BEGIN DATA RECORDS

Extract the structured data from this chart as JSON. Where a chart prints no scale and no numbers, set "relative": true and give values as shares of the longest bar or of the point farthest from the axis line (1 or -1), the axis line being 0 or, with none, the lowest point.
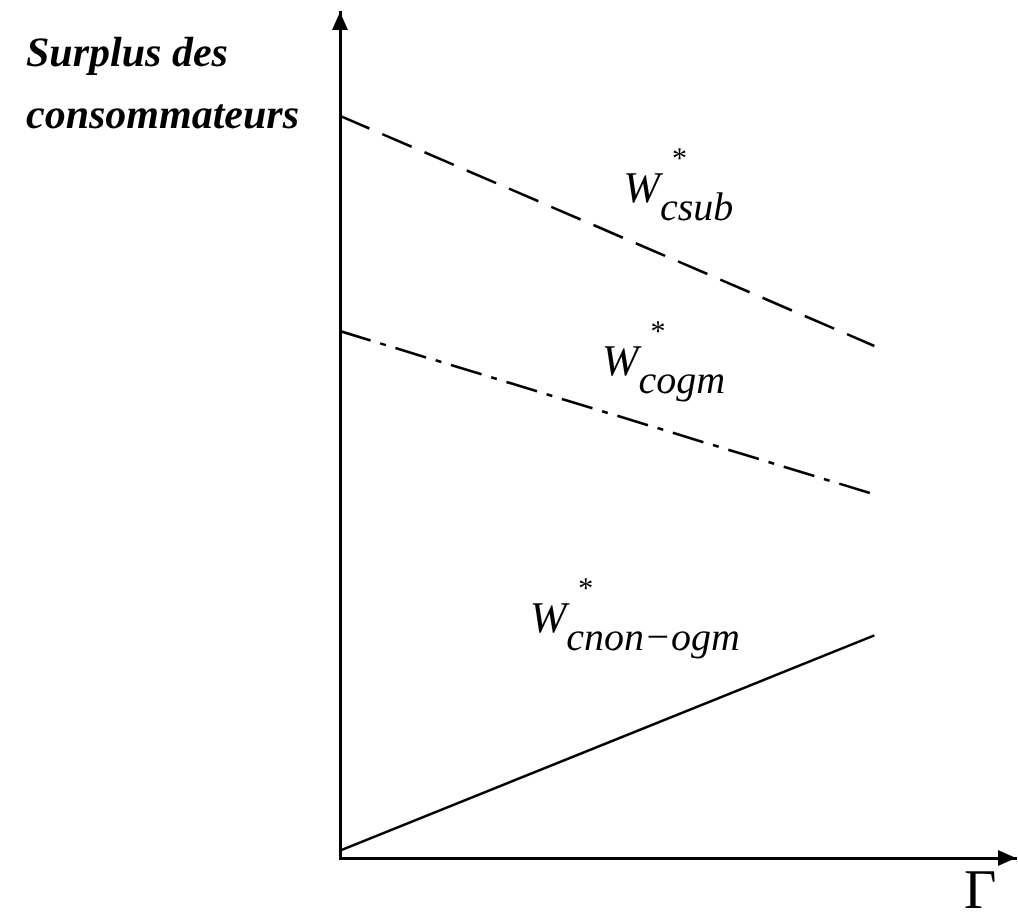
{
  "chart_data": {
    "type": "line",
    "relative": true,
    "xlabel": "Γ",
    "ylabel": "Surplus des consommateurs",
    "categories": [
      null,
      null
    ],
    "series": [
      {
        "name": "W$^{*}$$_{csub}$",
        "color": "#000000",
        "line_style": "dashed",
        "values": [
          1,
          0.69
        ]
      },
      {
        "name": "W$^{*}$$_{cogm}$",
        "color": "#000000",
        "line_style": "dashdot",
        "values": [
          0.71,
          0.49
        ]
      },
      {
        "name": "W$^{*}$$_{cnon−ogm}$",
        "color": "#000000",
        "line_style": "solid",
        "values": [
          0.01,
          0.3
        ]
      }
    ]
  }
}
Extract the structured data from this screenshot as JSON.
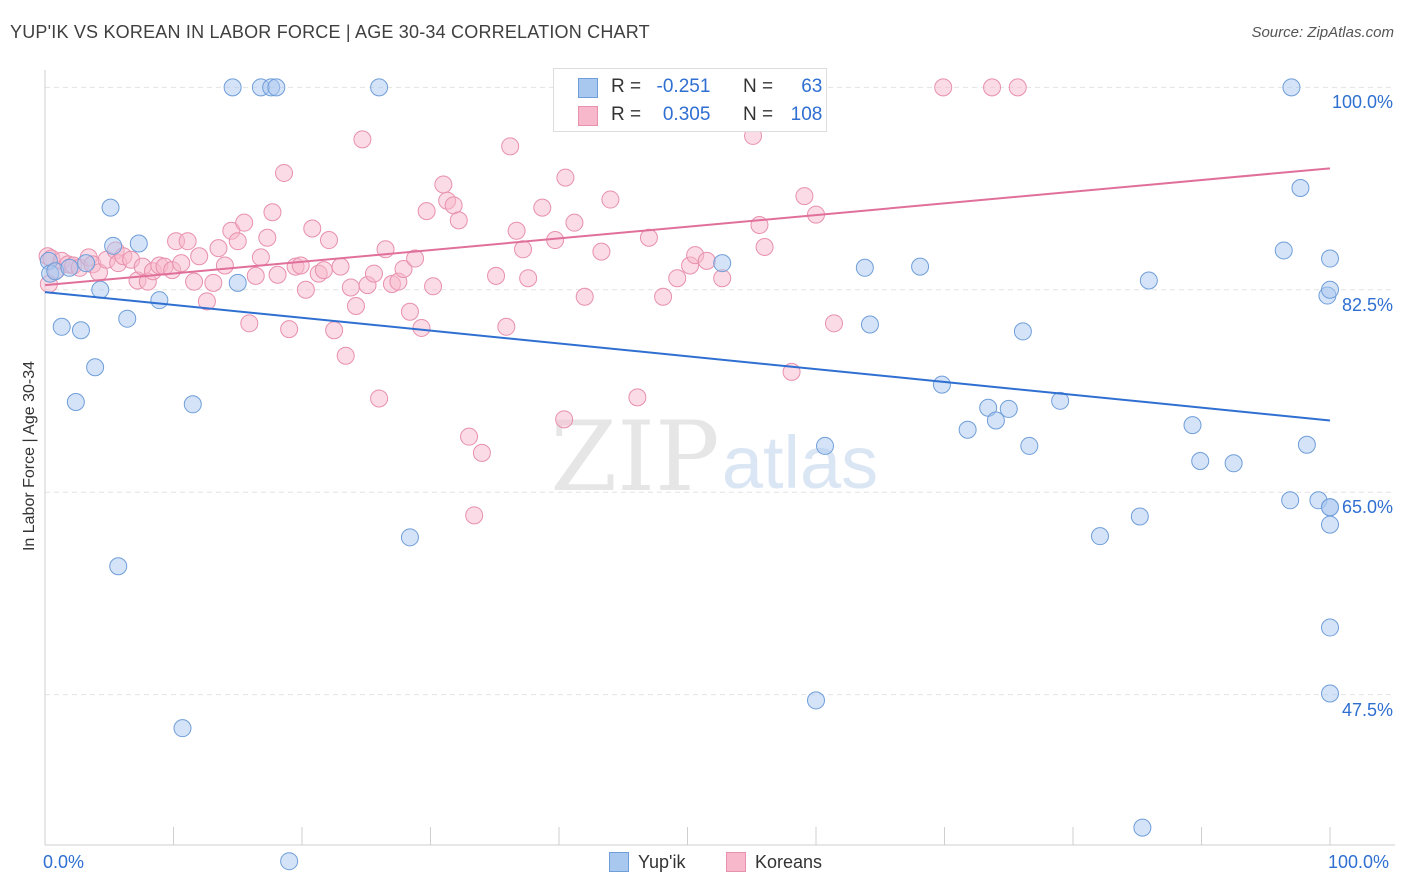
{
  "title": "YUP'IK VS KOREAN IN LABOR FORCE | AGE 30-34 CORRELATION CHART",
  "source": "Source: ZipAtlas.com",
  "watermark": {
    "zip": "ZIP",
    "atlas": "atlas"
  },
  "legend": {
    "r_label": "R =",
    "n_label": "N =",
    "rows": [
      {
        "series": "Yup'ik",
        "r": "-0.251",
        "n": "63"
      },
      {
        "series": "Koreans",
        "r": "0.305",
        "n": "108"
      }
    ]
  },
  "colors": {
    "yupik_fill": "#a9c8f0",
    "yupik_stroke": "#6f9ed9",
    "yupik_line": "#2f6fd1",
    "korean_fill": "#f7b8cc",
    "korean_stroke": "#e890ad",
    "korean_line": "#e0709a",
    "axis_label": "#2f6fd1",
    "grid": "#e3e3e3"
  },
  "chart_data": {
    "type": "scatter",
    "title": "YUP'IK VS KOREAN IN LABOR FORCE | AGE 30-34 CORRELATION CHART",
    "xlabel": "",
    "ylabel": "In Labor Force | Age 30-34",
    "xlim": [
      0,
      100
    ],
    "ylim": [
      34.5,
      101.5
    ],
    "x_tick_labels": [
      "0.0%",
      "100.0%"
    ],
    "y_ticks": [
      47.5,
      65.0,
      82.5,
      100.0
    ],
    "y_tick_labels": [
      "47.5%",
      "65.0%",
      "82.5%",
      "100.0%"
    ],
    "grid": "horizontal dashed",
    "legend_placement": "top-center",
    "series": [
      {
        "name": "Yup'ik",
        "trend": {
          "x": [
            0,
            100
          ],
          "y": [
            82.3,
            71.2
          ]
        },
        "points": [
          [
            0.3,
            85.0
          ],
          [
            0.4,
            83.9
          ],
          [
            0.8,
            84.1
          ],
          [
            1.3,
            79.3
          ],
          [
            1.9,
            84.4
          ],
          [
            2.4,
            72.8
          ],
          [
            2.8,
            79.0
          ],
          [
            3.2,
            84.8
          ],
          [
            3.9,
            75.8
          ],
          [
            4.3,
            82.5
          ],
          [
            5.1,
            89.6
          ],
          [
            5.3,
            86.3
          ],
          [
            5.7,
            58.6
          ],
          [
            6.4,
            80.0
          ],
          [
            7.3,
            86.5
          ],
          [
            8.9,
            81.6
          ],
          [
            10.7,
            44.6
          ],
          [
            11.5,
            72.6
          ],
          [
            14.6,
            100.0
          ],
          [
            15.0,
            83.1
          ],
          [
            16.8,
            100.0
          ],
          [
            17.6,
            100.0
          ],
          [
            18.0,
            100.0
          ],
          [
            19.0,
            33.1
          ],
          [
            26.0,
            100.0
          ],
          [
            28.4,
            61.1
          ],
          [
            52.0,
            100.0
          ],
          [
            52.7,
            84.8
          ],
          [
            58.3,
            100.0
          ],
          [
            60.0,
            47.0
          ],
          [
            60.7,
            69.0
          ],
          [
            63.8,
            84.4
          ],
          [
            64.2,
            79.5
          ],
          [
            68.1,
            84.5
          ],
          [
            69.8,
            74.3
          ],
          [
            71.8,
            70.4
          ],
          [
            73.4,
            72.3
          ],
          [
            74.0,
            71.2
          ],
          [
            75.0,
            72.2
          ],
          [
            76.1,
            78.9
          ],
          [
            76.6,
            69.0
          ],
          [
            79.0,
            72.9
          ],
          [
            82.1,
            61.2
          ],
          [
            85.2,
            62.9
          ],
          [
            85.9,
            83.3
          ],
          [
            96.9,
            64.3
          ],
          [
            97.0,
            100.0
          ],
          [
            97.7,
            91.3
          ],
          [
            85.4,
            36.0
          ],
          [
            89.3,
            70.8
          ],
          [
            89.9,
            67.7
          ],
          [
            92.5,
            67.5
          ],
          [
            96.4,
            85.9
          ],
          [
            98.2,
            69.1
          ],
          [
            99.1,
            64.3
          ],
          [
            99.8,
            82.0
          ],
          [
            100.0,
            82.5
          ],
          [
            100.0,
            85.2
          ],
          [
            100.0,
            63.7
          ],
          [
            100.0,
            63.7
          ],
          [
            100.0,
            62.2
          ],
          [
            100.0,
            53.3
          ],
          [
            100.0,
            47.6
          ]
        ]
      },
      {
        "name": "Koreans",
        "trend": {
          "x": [
            0,
            100
          ],
          "y": [
            82.9,
            93.0
          ]
        },
        "points": [
          [
            0.2,
            85.4
          ],
          [
            0.3,
            83.0
          ],
          [
            0.5,
            85.2
          ],
          [
            0.9,
            84.2
          ],
          [
            1.3,
            85.0
          ],
          [
            1.8,
            84.7
          ],
          [
            2.2,
            84.6
          ],
          [
            2.7,
            84.4
          ],
          [
            3.4,
            85.3
          ],
          [
            3.7,
            84.7
          ],
          [
            4.2,
            84.0
          ],
          [
            4.8,
            85.1
          ],
          [
            5.5,
            85.9
          ],
          [
            5.7,
            84.8
          ],
          [
            6.1,
            85.4
          ],
          [
            6.7,
            85.1
          ],
          [
            7.2,
            83.3
          ],
          [
            7.6,
            84.5
          ],
          [
            8.0,
            83.2
          ],
          [
            8.4,
            84.1
          ],
          [
            8.9,
            84.6
          ],
          [
            9.3,
            84.5
          ],
          [
            9.9,
            84.2
          ],
          [
            10.2,
            86.7
          ],
          [
            10.6,
            84.8
          ],
          [
            11.1,
            86.7
          ],
          [
            11.6,
            83.2
          ],
          [
            12.0,
            85.4
          ],
          [
            12.6,
            81.5
          ],
          [
            13.1,
            83.1
          ],
          [
            13.5,
            86.1
          ],
          [
            14.0,
            84.6
          ],
          [
            14.5,
            87.6
          ],
          [
            15.0,
            86.7
          ],
          [
            15.5,
            88.3
          ],
          [
            15.9,
            79.6
          ],
          [
            16.4,
            83.7
          ],
          [
            16.8,
            85.3
          ],
          [
            17.3,
            87.0
          ],
          [
            17.7,
            89.2
          ],
          [
            18.1,
            83.8
          ],
          [
            18.6,
            92.6
          ],
          [
            19.0,
            79.1
          ],
          [
            19.5,
            84.5
          ],
          [
            19.9,
            84.6
          ],
          [
            20.3,
            82.5
          ],
          [
            20.8,
            87.8
          ],
          [
            21.3,
            83.9
          ],
          [
            21.7,
            84.2
          ],
          [
            22.1,
            86.8
          ],
          [
            22.5,
            79.0
          ],
          [
            23.0,
            84.5
          ],
          [
            23.4,
            76.8
          ],
          [
            23.8,
            82.7
          ],
          [
            24.2,
            81.1
          ],
          [
            24.7,
            95.5
          ],
          [
            25.1,
            82.9
          ],
          [
            25.6,
            83.9
          ],
          [
            26.0,
            73.1
          ],
          [
            26.5,
            86.0
          ],
          [
            27.0,
            83.0
          ],
          [
            27.5,
            83.2
          ],
          [
            27.9,
            84.3
          ],
          [
            28.4,
            80.6
          ],
          [
            28.8,
            85.2
          ],
          [
            29.3,
            79.2
          ],
          [
            29.7,
            89.3
          ],
          [
            30.2,
            82.8
          ],
          [
            31.0,
            91.6
          ],
          [
            31.3,
            90.2
          ],
          [
            31.8,
            89.8
          ],
          [
            32.2,
            88.5
          ],
          [
            33.0,
            69.8
          ],
          [
            33.4,
            63.0
          ],
          [
            34.0,
            68.4
          ],
          [
            35.1,
            83.7
          ],
          [
            35.9,
            79.3
          ],
          [
            36.2,
            94.9
          ],
          [
            36.7,
            87.6
          ],
          [
            37.2,
            86.0
          ],
          [
            37.6,
            83.5
          ],
          [
            38.7,
            89.6
          ],
          [
            39.7,
            86.8
          ],
          [
            40.4,
            71.3
          ],
          [
            40.5,
            92.2
          ],
          [
            41.2,
            88.3
          ],
          [
            42.0,
            81.9
          ],
          [
            43.3,
            85.8
          ],
          [
            44.0,
            90.3
          ],
          [
            46.1,
            73.2
          ],
          [
            47.0,
            87.0
          ],
          [
            48.1,
            81.9
          ],
          [
            49.2,
            83.5
          ],
          [
            50.2,
            84.6
          ],
          [
            50.6,
            85.5
          ],
          [
            51.5,
            85.0
          ],
          [
            52.7,
            83.5
          ],
          [
            53.4,
            98.9
          ],
          [
            55.1,
            95.8
          ],
          [
            55.6,
            88.1
          ],
          [
            56.0,
            86.2
          ],
          [
            58.1,
            75.4
          ],
          [
            59.1,
            90.6
          ],
          [
            60.0,
            89.0
          ],
          [
            61.4,
            79.6
          ],
          [
            69.9,
            100.0
          ],
          [
            73.7,
            100.0
          ],
          [
            75.7,
            100.0
          ]
        ]
      }
    ]
  },
  "bottom_legend": [
    "Yup'ik",
    "Koreans"
  ]
}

END DATA RECORDS

Find the string "relative" in the records, then copy each line where it occurs.

Extract the structured data from this chart as JSON. Where a chart prints no scale and no numbers, set "relative": true and give values as shares of the longest bar or of the point farthest from the axis line (1 or -1), the axis line being 0 or, with none, the lowest point.
    "relative": true,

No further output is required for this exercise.